======== Data section
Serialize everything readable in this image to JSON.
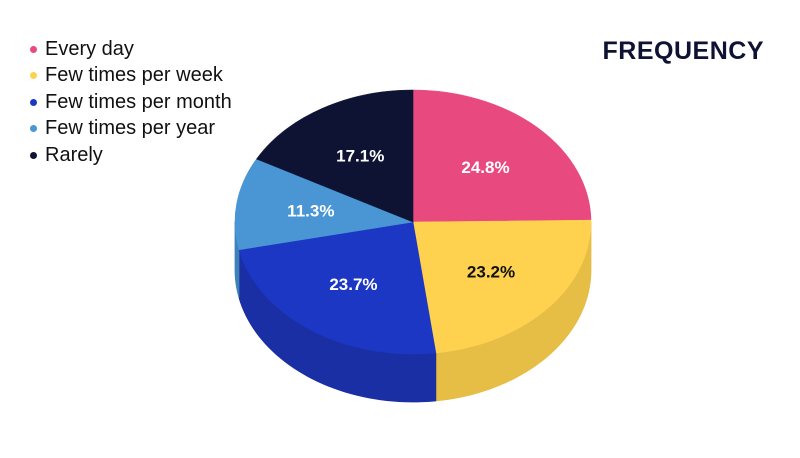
{
  "chart_data": {
    "type": "pie",
    "title": "FREQUENCY",
    "legend_position": "top-left",
    "slices": [
      {
        "label": "Every day",
        "value": 24.8,
        "value_label": "24.8%",
        "color": "#e84a7f",
        "side_color": "#c93e6c",
        "label_color": "#ffffff"
      },
      {
        "label": "Few times per week",
        "value": 23.2,
        "value_label": "23.2%",
        "color": "#fed24e",
        "side_color": "#e6bd45",
        "label_color": "#111111"
      },
      {
        "label": "Few times per month",
        "value": 23.7,
        "value_label": "23.7%",
        "color": "#1c37c4",
        "side_color": "#1a2fa3",
        "label_color": "#ffffff"
      },
      {
        "label": "Few times per year",
        "value": 11.3,
        "value_label": "11.3%",
        "color": "#4a95d3",
        "side_color": "#3f82b9",
        "label_color": "#ffffff"
      },
      {
        "label": "Rarely",
        "value": 17.1,
        "value_label": "17.1%",
        "color": "#0e1333",
        "side_color": "#0a0e28",
        "label_color": "#ffffff"
      }
    ]
  }
}
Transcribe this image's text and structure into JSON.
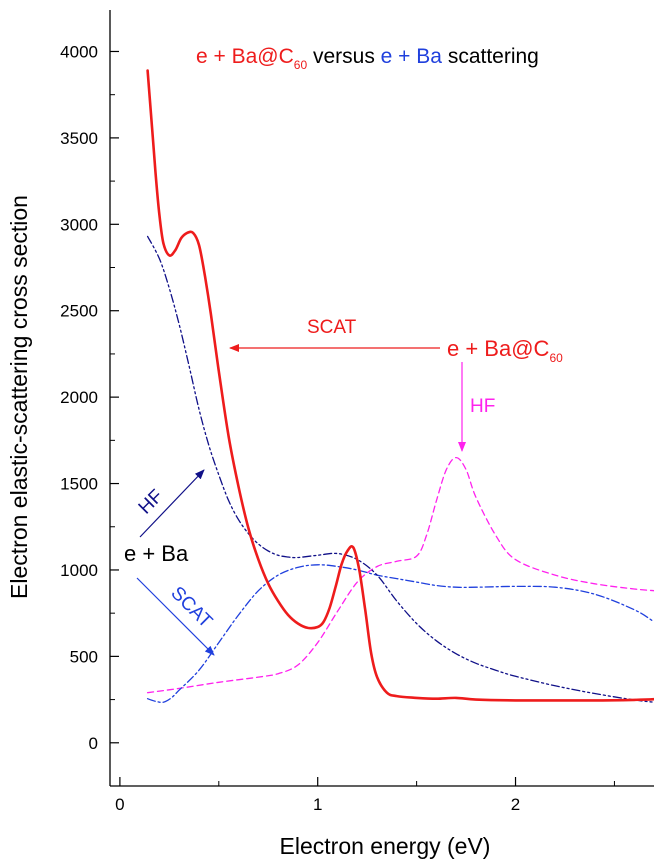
{
  "chart_data": {
    "type": "line",
    "title": {
      "part1": "e + Ba@C",
      "part1_sub": "60",
      "part2": " versus ",
      "part3": "e + Ba",
      "part4": " scattering"
    },
    "xlabel": "Electron energy (eV)",
    "ylabel": "Electron elastic-scattering cross section",
    "xlim": [
      -0.05,
      2.7
    ],
    "ylim": [
      -250,
      4240
    ],
    "xticks": [
      0,
      1,
      2
    ],
    "xtick_labels": [
      "0",
      "1",
      "2"
    ],
    "yticks": [
      0,
      500,
      1000,
      1500,
      2000,
      2500,
      3000,
      3500,
      4000
    ],
    "ytick_labels": [
      "0",
      "500",
      "1000",
      "1500",
      "2000",
      "2500",
      "3000",
      "3500",
      "4000"
    ],
    "grid": false,
    "series": [
      {
        "color": "#ee1c1c",
        "style": "solid",
        "x": [
          0.14,
          0.16,
          0.18,
          0.2,
          0.22,
          0.25,
          0.28,
          0.31,
          0.34,
          0.37,
          0.4,
          0.43,
          0.46,
          0.5,
          0.55,
          0.6,
          0.65,
          0.7,
          0.75,
          0.8,
          0.85,
          0.9,
          0.95,
          1.0,
          1.03,
          1.06,
          1.09,
          1.12,
          1.15,
          1.18,
          1.21,
          1.24,
          1.27,
          1.3,
          1.35,
          1.4,
          1.5,
          1.6,
          1.7,
          1.8,
          2.0,
          2.2,
          2.4,
          2.6,
          2.7
        ],
        "y": [
          3890,
          3600,
          3300,
          3050,
          2890,
          2820,
          2850,
          2920,
          2950,
          2950,
          2880,
          2700,
          2480,
          2150,
          1770,
          1480,
          1240,
          1060,
          920,
          820,
          740,
          690,
          665,
          670,
          700,
          780,
          900,
          1030,
          1110,
          1130,
          1000,
          770,
          520,
          380,
          290,
          270,
          260,
          255,
          260,
          250,
          245,
          245,
          245,
          248,
          252
        ]
      },
      {
        "color": "#ff22ee",
        "style": "dashed",
        "x": [
          0.14,
          0.3,
          0.5,
          0.7,
          0.8,
          0.9,
          1.0,
          1.1,
          1.2,
          1.3,
          1.4,
          1.5,
          1.55,
          1.6,
          1.65,
          1.7,
          1.75,
          1.8,
          1.9,
          2.0,
          2.2,
          2.4,
          2.6,
          2.7
        ],
        "y": [
          290,
          315,
          350,
          380,
          400,
          450,
          580,
          760,
          930,
          1020,
          1050,
          1080,
          1200,
          1400,
          1580,
          1650,
          1580,
          1420,
          1200,
          1060,
          970,
          920,
          890,
          880
        ]
      },
      {
        "color": "#2040dd",
        "style": "dashdot",
        "x": [
          0.14,
          0.18,
          0.22,
          0.26,
          0.3,
          0.4,
          0.5,
          0.6,
          0.7,
          0.8,
          0.9,
          1.0,
          1.1,
          1.2,
          1.3,
          1.4,
          1.5,
          1.6,
          1.7,
          1.8,
          2.0,
          2.2,
          2.4,
          2.6,
          2.7
        ],
        "y": [
          255,
          240,
          235,
          260,
          305,
          420,
          580,
          740,
          880,
          970,
          1015,
          1030,
          1020,
          1000,
          970,
          950,
          930,
          910,
          900,
          900,
          905,
          900,
          860,
          770,
          700
        ]
      },
      {
        "color": "#101088",
        "style": "dashdotdot",
        "x": [
          0.14,
          0.2,
          0.25,
          0.3,
          0.35,
          0.4,
          0.45,
          0.5,
          0.55,
          0.6,
          0.65,
          0.7,
          0.75,
          0.8,
          0.85,
          0.9,
          1.0,
          1.1,
          1.2,
          1.3,
          1.4,
          1.5,
          1.6,
          1.7,
          1.8,
          1.9,
          2.0,
          2.2,
          2.4,
          2.6,
          2.7
        ],
        "y": [
          2930,
          2800,
          2630,
          2420,
          2180,
          1930,
          1720,
          1550,
          1400,
          1290,
          1210,
          1150,
          1110,
          1085,
          1075,
          1072,
          1085,
          1095,
          1060,
          970,
          820,
          690,
          590,
          515,
          460,
          420,
          385,
          330,
          285,
          248,
          235
        ]
      }
    ],
    "annotations": {
      "scat_red": "SCAT",
      "mol_label": "e + Ba@C",
      "mol_sub": "60",
      "hf_magenta": "HF",
      "hf_navy": "HF",
      "eba": "e + Ba",
      "scat_blue": "SCAT"
    },
    "colors": {
      "red": "#ee1c1c",
      "magenta": "#ff22ee",
      "blue": "#2040dd",
      "navy": "#101088",
      "axis": "#000000"
    }
  }
}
================
(Brief)
Reproduce the entries exactly. Do not carry over any picture.

(Answer to this exercise)
Serialize everything readable in this image to JSON.
{
  "chart_data": {
    "type": "pie",
    "title": "FREQUENCY",
    "legend_position": "top-left",
    "slices": [
      {
        "label": "Every day",
        "value": 24.8,
        "value_label": "24.8%",
        "color": "#e84a7f",
        "side_color": "#c93e6c",
        "label_color": "#ffffff"
      },
      {
        "label": "Few times per week",
        "value": 23.2,
        "value_label": "23.2%",
        "color": "#fed24e",
        "side_color": "#e6bd45",
        "label_color": "#111111"
      },
      {
        "label": "Few times per month",
        "value": 23.7,
        "value_label": "23.7%",
        "color": "#1c37c4",
        "side_color": "#1a2fa3",
        "label_color": "#ffffff"
      },
      {
        "label": "Few times per year",
        "value": 11.3,
        "value_label": "11.3%",
        "color": "#4a95d3",
        "side_color": "#3f82b9",
        "label_color": "#ffffff"
      },
      {
        "label": "Rarely",
        "value": 17.1,
        "value_label": "17.1%",
        "color": "#0e1333",
        "side_color": "#0a0e28",
        "label_color": "#ffffff"
      }
    ]
  }
}
Transcribe this image's text and structure into JSON.
{
  "chart_data": {
    "type": "line",
    "title": {
      "part1": "e + Ba@C",
      "part1_sub": "60",
      "part2": " versus ",
      "part3": "e + Ba",
      "part4": " scattering"
    },
    "xlabel": "Electron energy (eV)",
    "ylabel": "Electron elastic-scattering cross section",
    "xlim": [
      -0.05,
      2.7
    ],
    "ylim": [
      -250,
      4240
    ],
    "xticks": [
      0,
      1,
      2
    ],
    "xtick_labels": [
      "0",
      "1",
      "2"
    ],
    "yticks": [
      0,
      500,
      1000,
      1500,
      2000,
      2500,
      3000,
      3500,
      4000
    ],
    "ytick_labels": [
      "0",
      "500",
      "1000",
      "1500",
      "2000",
      "2500",
      "3000",
      "3500",
      "4000"
    ],
    "grid": false,
    "series": [
      {
        "color": "#ee1c1c",
        "style": "solid",
        "x": [
          0.14,
          0.16,
          0.18,
          0.2,
          0.22,
          0.25,
          0.28,
          0.31,
          0.34,
          0.37,
          0.4,
          0.43,
          0.46,
          0.5,
          0.55,
          0.6,
          0.65,
          0.7,
          0.75,
          0.8,
          0.85,
          0.9,
          0.95,
          1.0,
          1.03,
          1.06,
          1.09,
          1.12,
          1.15,
          1.18,
          1.21,
          1.24,
          1.27,
          1.3,
          1.35,
          1.4,
          1.5,
          1.6,
          1.7,
          1.8,
          2.0,
          2.2,
          2.4,
          2.6,
          2.7
        ],
        "y": [
          3890,
          3600,
          3300,
          3050,
          2890,
          2820,
          2850,
          2920,
          2950,
          2950,
          2880,
          2700,
          2480,
          2150,
          1770,
          1480,
          1240,
          1060,
          920,
          820,
          740,
          690,
          665,
          670,
          700,
          780,
          900,
          1030,
          1110,
          1130,
          1000,
          770,
          520,
          380,
          290,
          270,
          260,
          255,
          260,
          250,
          245,
          245,
          245,
          248,
          252
        ]
      },
      {
        "color": "#ff22ee",
        "style": "dashed",
        "x": [
          0.14,
          0.3,
          0.5,
          0.7,
          0.8,
          0.9,
          1.0,
          1.1,
          1.2,
          1.3,
          1.4,
          1.5,
          1.55,
          1.6,
          1.65,
          1.7,
          1.75,
          1.8,
          1.9,
          2.0,
          2.2,
          2.4,
          2.6,
          2.7
        ],
        "y": [
          290,
          315,
          350,
          380,
          400,
          450,
          580,
          760,
          930,
          1020,
          1050,
          1080,
          1200,
          1400,
          1580,
          1650,
          1580,
          1420,
          1200,
          1060,
          970,
          920,
          890,
          880
        ]
      },
      {
        "color": "#2040dd",
        "style": "dashdot",
        "x": [
          0.14,
          0.18,
          0.22,
          0.26,
          0.3,
          0.4,
          0.5,
          0.6,
          0.7,
          0.8,
          0.9,
          1.0,
          1.1,
          1.2,
          1.3,
          1.4,
          1.5,
          1.6,
          1.7,
          1.8,
          2.0,
          2.2,
          2.4,
          2.6,
          2.7
        ],
        "y": [
          255,
          240,
          235,
          260,
          305,
          420,
          580,
          740,
          880,
          970,
          1015,
          1030,
          1020,
          1000,
          970,
          950,
          930,
          910,
          900,
          900,
          905,
          900,
          860,
          770,
          700
        ]
      },
      {
        "color": "#101088",
        "style": "dashdotdot",
        "x": [
          0.14,
          0.2,
          0.25,
          0.3,
          0.35,
          0.4,
          0.45,
          0.5,
          0.55,
          0.6,
          0.65,
          0.7,
          0.75,
          0.8,
          0.85,
          0.9,
          1.0,
          1.1,
          1.2,
          1.3,
          1.4,
          1.5,
          1.6,
          1.7,
          1.8,
          1.9,
          2.0,
          2.2,
          2.4,
          2.6,
          2.7
        ],
        "y": [
          2930,
          2800,
          2630,
          2420,
          2180,
          1930,
          1720,
          1550,
          1400,
          1290,
          1210,
          1150,
          1110,
          1085,
          1075,
          1072,
          1085,
          1095,
          1060,
          970,
          820,
          690,
          590,
          515,
          460,
          420,
          385,
          330,
          285,
          248,
          235
        ]
      }
    ],
    "annotations": {
      "scat_red": "SCAT",
      "mol_label": "e + Ba@C",
      "mol_sub": "60",
      "hf_magenta": "HF",
      "hf_navy": "HF",
      "eba": "e + Ba",
      "scat_blue": "SCAT"
    },
    "colors": {
      "red": "#ee1c1c",
      "magenta": "#ff22ee",
      "blue": "#2040dd",
      "navy": "#101088",
      "axis": "#000000"
    }
  }
}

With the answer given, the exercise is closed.